▶ What you are asked to do: Look through the material below and count the lines with the string "left". Report only the count.

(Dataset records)
--*--

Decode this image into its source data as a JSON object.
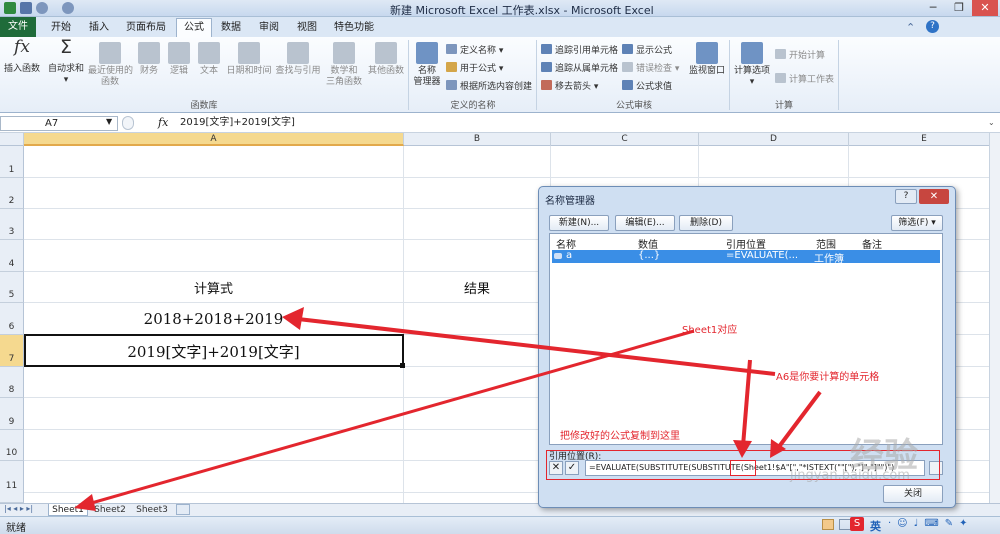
{
  "window": {
    "title": "新建 Microsoft Excel 工作表.xlsx - Microsoft Excel"
  },
  "tabs": [
    "开始",
    "插入",
    "页面布局",
    "公式",
    "数据",
    "审阅",
    "视图",
    "特色功能"
  ],
  "file_tab": "文件",
  "active_tab": "公式",
  "ribbon": {
    "insert_function": "插入函数",
    "autosum": "自动求和",
    "recent": "最近使用的\n函数",
    "financial": "财务",
    "logical": "逻辑",
    "text": "文本",
    "datetime": "日期和时间",
    "lookup": "查找与引用",
    "math": "数学和\n三角函数",
    "other": "其他函数",
    "group_library": "函数库",
    "name_manager": "名称\n管理器",
    "define_name": "定义名称",
    "use_in_formula": "用于公式",
    "create_from_selection": "根据所选内容创建",
    "group_names": "定义的名称",
    "trace_precedents": "追踪引用单元格",
    "trace_dependents": "追踪从属单元格",
    "remove_arrows": "移去箭头",
    "show_formulas": "显示公式",
    "error_check": "错误检查",
    "evaluate": "公式求值",
    "watch": "监视窗口",
    "group_audit": "公式审核",
    "calc_options": "计算选项",
    "calc_now": "开始计算",
    "calc_sheet": "计算工作表",
    "group_calc": "计算"
  },
  "namebox": "A7",
  "formula_label": "fx",
  "formula": "2019[文字]+2019[文字]",
  "columns": [
    "A",
    "B",
    "C",
    "D",
    "E"
  ],
  "rows": [
    "1",
    "2",
    "3",
    "4",
    "5",
    "6",
    "7",
    "8",
    "9",
    "10",
    "11"
  ],
  "cells": {
    "a5": "计算式",
    "b5": "结果",
    "a6": "2018+2018+2019",
    "a7": "2019[文字]+2019[文字]"
  },
  "sheets": [
    "Sheet1",
    "Sheet2",
    "Sheet3"
  ],
  "status": "就绪",
  "status_ime": "英",
  "dialog": {
    "title": "名称管理器",
    "help": "?",
    "new": "新建(N)...",
    "edit": "编辑(E)...",
    "delete": "删除(D)",
    "filter": "筛选(F)",
    "headers": [
      "名称",
      "数值",
      "引用位置",
      "范围",
      "备注"
    ],
    "row": {
      "name": "a",
      "value": "{...}",
      "ref": "=EVALUATE(...",
      "scope": "工作簿"
    },
    "refers_label": "引用位置(R):",
    "refers_value": "=EVALUATE(SUBSTITUTE(SUBSTITUTE(Sheet1!$A",
    "refers_tail": "\"[\",\"*ISTEXT(\"\"[\"),\"]\",\"]\"\")\")",
    "close": "关闭"
  },
  "annotations": {
    "sheet1": "Sheet1对应",
    "a6": "A6是你要计算的单元格",
    "paste": "把修改好的公式复制到这里"
  },
  "watermark": {
    "text": "经验",
    "url": "jingyan.baidu.com"
  },
  "colors": {
    "accent": "#1f6b3a",
    "annot": "#e3262e",
    "selection": "#3a8ee6"
  }
}
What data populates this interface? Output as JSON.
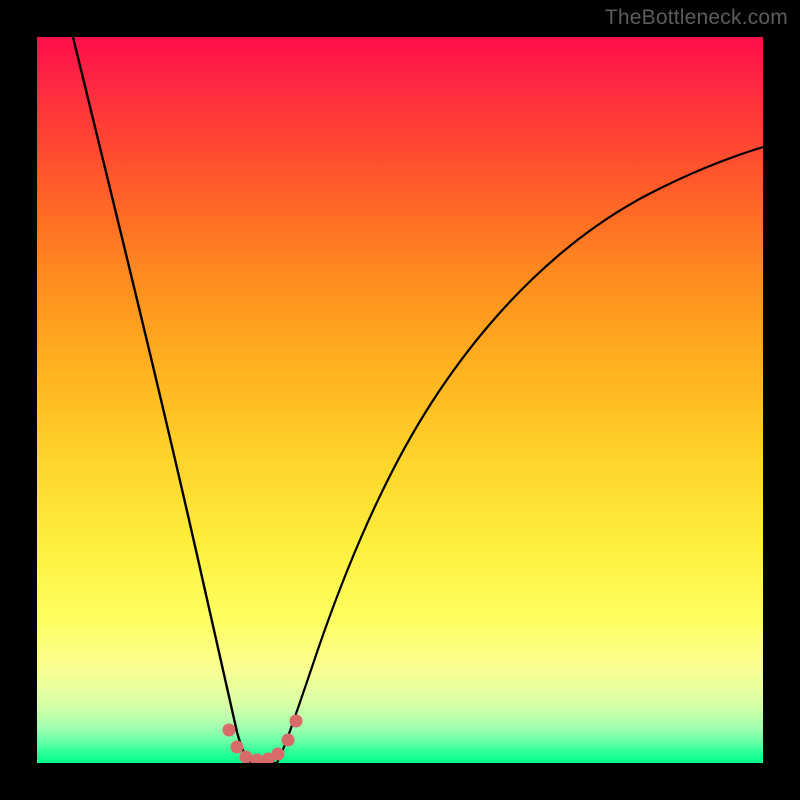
{
  "watermark": "TheBottleneck.com",
  "colors": {
    "background": "#000000",
    "curve": "#000000",
    "dots": "#d96a6a"
  },
  "chart_data": {
    "type": "line",
    "title": "",
    "xlabel": "",
    "ylabel": "",
    "xlim": [
      0,
      100
    ],
    "ylim": [
      0,
      100
    ],
    "note": "Axes are unlabeled in the source image; values below are estimated from pixel position on a 0–100 normalized scale where x=0 is left edge, y=0 is bottom edge of the gradient plot area.",
    "series": [
      {
        "name": "left-branch",
        "x": [
          5,
          8,
          12,
          16,
          20,
          22,
          24,
          25,
          26,
          27,
          28,
          29
        ],
        "y": [
          100,
          86,
          66,
          46,
          26,
          16,
          8,
          5,
          3,
          1.5,
          0.5,
          0
        ]
      },
      {
        "name": "right-branch",
        "x": [
          33,
          34,
          35,
          36,
          38,
          41,
          45,
          50,
          56,
          63,
          72,
          82,
          92,
          100
        ],
        "y": [
          0,
          1,
          3,
          6,
          12,
          22,
          34,
          46,
          56,
          64,
          72,
          78,
          82,
          85
        ]
      },
      {
        "name": "trough-floor",
        "x": [
          29,
          30,
          31,
          32,
          33
        ],
        "y": [
          0,
          0,
          0,
          0,
          0
        ]
      }
    ],
    "markers": [
      {
        "x": 26.5,
        "y": 4.5
      },
      {
        "x": 27.5,
        "y": 2.2
      },
      {
        "x": 28.8,
        "y": 0.8
      },
      {
        "x": 30.3,
        "y": 0.4
      },
      {
        "x": 31.8,
        "y": 0.5
      },
      {
        "x": 33.2,
        "y": 1.2
      },
      {
        "x": 34.6,
        "y": 3.2
      },
      {
        "x": 35.7,
        "y": 5.8
      }
    ]
  }
}
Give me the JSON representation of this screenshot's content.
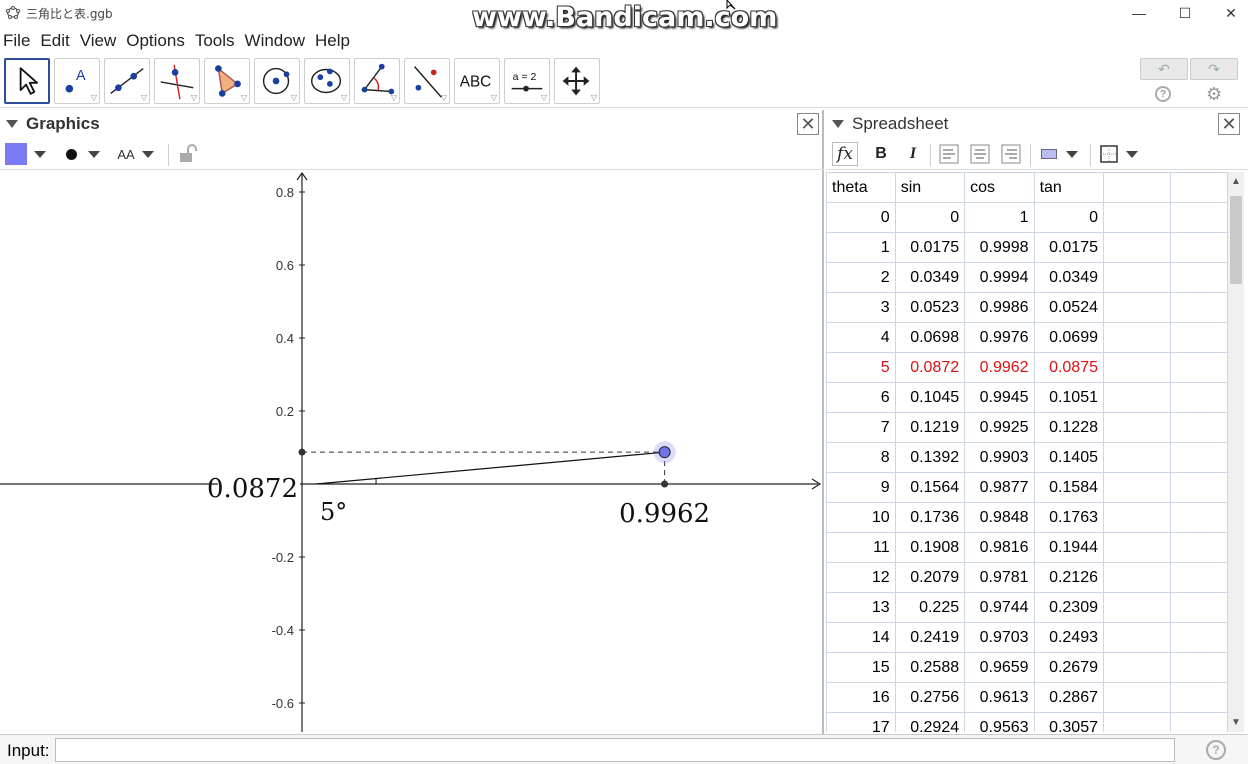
{
  "window": {
    "title": "三角比と表.ggb",
    "watermark": "www.Bandicam.com",
    "minimize": "—",
    "maximize": "☐",
    "close": "✕"
  },
  "menu": [
    "File",
    "Edit",
    "View",
    "Options",
    "Tools",
    "Window",
    "Help"
  ],
  "toolbar": {
    "tools": [
      {
        "name": "move-tool"
      },
      {
        "name": "point-tool",
        "label": "A"
      },
      {
        "name": "line-tool"
      },
      {
        "name": "perpendicular-line-tool"
      },
      {
        "name": "polygon-tool"
      },
      {
        "name": "circle-center-point-tool"
      },
      {
        "name": "ellipse-tool"
      },
      {
        "name": "angle-tool"
      },
      {
        "name": "reflect-tool"
      },
      {
        "name": "text-tool",
        "label": "ABC"
      },
      {
        "name": "slider-tool",
        "label": "a = 2"
      },
      {
        "name": "move-graphics-view-tool"
      }
    ],
    "undo": "↶",
    "redo": "↷",
    "help": "?",
    "settings": "⚙"
  },
  "graphics": {
    "title": "Graphics",
    "style": {
      "color": "#7b7bf5",
      "text_size_label": "AA"
    },
    "y_ticks": [
      "0.8",
      "0.6",
      "0.4",
      "0.2",
      "-0.2",
      "-0.4",
      "-0.6"
    ],
    "y_tick_values": [
      0.8,
      0.6,
      0.4,
      0.2,
      -0.2,
      -0.4,
      -0.6
    ],
    "angle_label": "5°",
    "sin_label": "0.0872",
    "cos_label": "0.9962",
    "point": {
      "x": 0.9962,
      "y": 0.0872
    },
    "axis_color": "#222222",
    "point_color": "#6f75e6"
  },
  "spreadsheet": {
    "title": "Spreadsheet",
    "fx": "fx",
    "bold": "B",
    "italic": "I",
    "headers": [
      "theta",
      "sin",
      "cos",
      "tan"
    ],
    "selected_index": 5,
    "selected_color": "#dd1111",
    "rows": [
      [
        "0",
        "0",
        "1",
        "0"
      ],
      [
        "1",
        "0.0175",
        "0.9998",
        "0.0175"
      ],
      [
        "2",
        "0.0349",
        "0.9994",
        "0.0349"
      ],
      [
        "3",
        "0.0523",
        "0.9986",
        "0.0524"
      ],
      [
        "4",
        "0.0698",
        "0.9976",
        "0.0699"
      ],
      [
        "5",
        "0.0872",
        "0.9962",
        "0.0875"
      ],
      [
        "6",
        "0.1045",
        "0.9945",
        "0.1051"
      ],
      [
        "7",
        "0.1219",
        "0.9925",
        "0.1228"
      ],
      [
        "8",
        "0.1392",
        "0.9903",
        "0.1405"
      ],
      [
        "9",
        "0.1564",
        "0.9877",
        "0.1584"
      ],
      [
        "10",
        "0.1736",
        "0.9848",
        "0.1763"
      ],
      [
        "11",
        "0.1908",
        "0.9816",
        "0.1944"
      ],
      [
        "12",
        "0.2079",
        "0.9781",
        "0.2126"
      ],
      [
        "13",
        "0.225",
        "0.9744",
        "0.2309"
      ],
      [
        "14",
        "0.2419",
        "0.9703",
        "0.2493"
      ],
      [
        "15",
        "0.2588",
        "0.9659",
        "0.2679"
      ],
      [
        "16",
        "0.2756",
        "0.9613",
        "0.2867"
      ],
      [
        "17",
        "0.2924",
        "0.9563",
        "0.3057"
      ]
    ]
  },
  "input": {
    "label": "Input:",
    "value": "",
    "help": "?"
  }
}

--*--

▶ Result for this task: 2